Dataset items
***

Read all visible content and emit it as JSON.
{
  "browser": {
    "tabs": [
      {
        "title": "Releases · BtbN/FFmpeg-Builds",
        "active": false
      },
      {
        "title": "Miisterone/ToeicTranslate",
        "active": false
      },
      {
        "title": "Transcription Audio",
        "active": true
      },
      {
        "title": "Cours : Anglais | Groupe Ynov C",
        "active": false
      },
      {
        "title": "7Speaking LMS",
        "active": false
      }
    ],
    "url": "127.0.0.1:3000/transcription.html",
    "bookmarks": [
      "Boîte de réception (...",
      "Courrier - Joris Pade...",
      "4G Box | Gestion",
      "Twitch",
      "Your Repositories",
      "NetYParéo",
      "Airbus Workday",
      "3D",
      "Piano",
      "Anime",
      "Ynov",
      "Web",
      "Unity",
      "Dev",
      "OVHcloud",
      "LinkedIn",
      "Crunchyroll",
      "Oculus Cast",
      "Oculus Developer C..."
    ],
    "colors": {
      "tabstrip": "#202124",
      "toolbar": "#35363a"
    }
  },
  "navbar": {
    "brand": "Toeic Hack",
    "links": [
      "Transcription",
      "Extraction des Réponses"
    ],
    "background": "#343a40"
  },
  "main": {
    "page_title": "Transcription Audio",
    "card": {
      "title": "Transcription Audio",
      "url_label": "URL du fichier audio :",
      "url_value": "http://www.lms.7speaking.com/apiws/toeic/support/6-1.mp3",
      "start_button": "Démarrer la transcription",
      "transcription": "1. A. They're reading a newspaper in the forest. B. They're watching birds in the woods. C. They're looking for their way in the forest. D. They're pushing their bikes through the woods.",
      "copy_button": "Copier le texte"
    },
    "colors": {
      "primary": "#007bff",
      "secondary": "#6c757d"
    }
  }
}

***

# Task brief
Reproduce the records above exactly.

# Reply
Read all visible content and emit it as JSON.
{
  "browser": {
    "tabs": [
      {
        "title": "Releases · BtbN/FFmpeg-Builds",
        "active": false
      },
      {
        "title": "Miisterone/ToeicTranslate",
        "active": false
      },
      {
        "title": "Transcription Audio",
        "active": true
      },
      {
        "title": "Cours : Anglais | Groupe Ynov C",
        "active": false
      },
      {
        "title": "7Speaking LMS",
        "active": false
      }
    ],
    "url": "127.0.0.1:3000/transcription.html",
    "bookmarks": [
      "Boîte de réception (...",
      "Courrier - Joris Pade...",
      "4G Box | Gestion",
      "Twitch",
      "Your Repositories",
      "NetYParéo",
      "Airbus Workday",
      "3D",
      "Piano",
      "Anime",
      "Ynov",
      "Web",
      "Unity",
      "Dev",
      "OVHcloud",
      "LinkedIn",
      "Crunchyroll",
      "Oculus Cast",
      "Oculus Developer C..."
    ],
    "colors": {
      "tabstrip": "#202124",
      "toolbar": "#35363a"
    }
  },
  "navbar": {
    "brand": "Toeic Hack",
    "links": [
      "Transcription",
      "Extraction des Réponses"
    ],
    "background": "#343a40"
  },
  "main": {
    "page_title": "Transcription Audio",
    "card": {
      "title": "Transcription Audio",
      "url_label": "URL du fichier audio :",
      "url_value": "http://www.lms.7speaking.com/apiws/toeic/support/6-1.mp3",
      "start_button": "Démarrer la transcription",
      "transcription": "1. A. They're reading a newspaper in the forest. B. They're watching birds in the woods. C. They're looking for their way in the forest. D. They're pushing their bikes through the woods.",
      "copy_button": "Copier le texte"
    },
    "colors": {
      "primary": "#007bff",
      "secondary": "#6c757d"
    }
  }
}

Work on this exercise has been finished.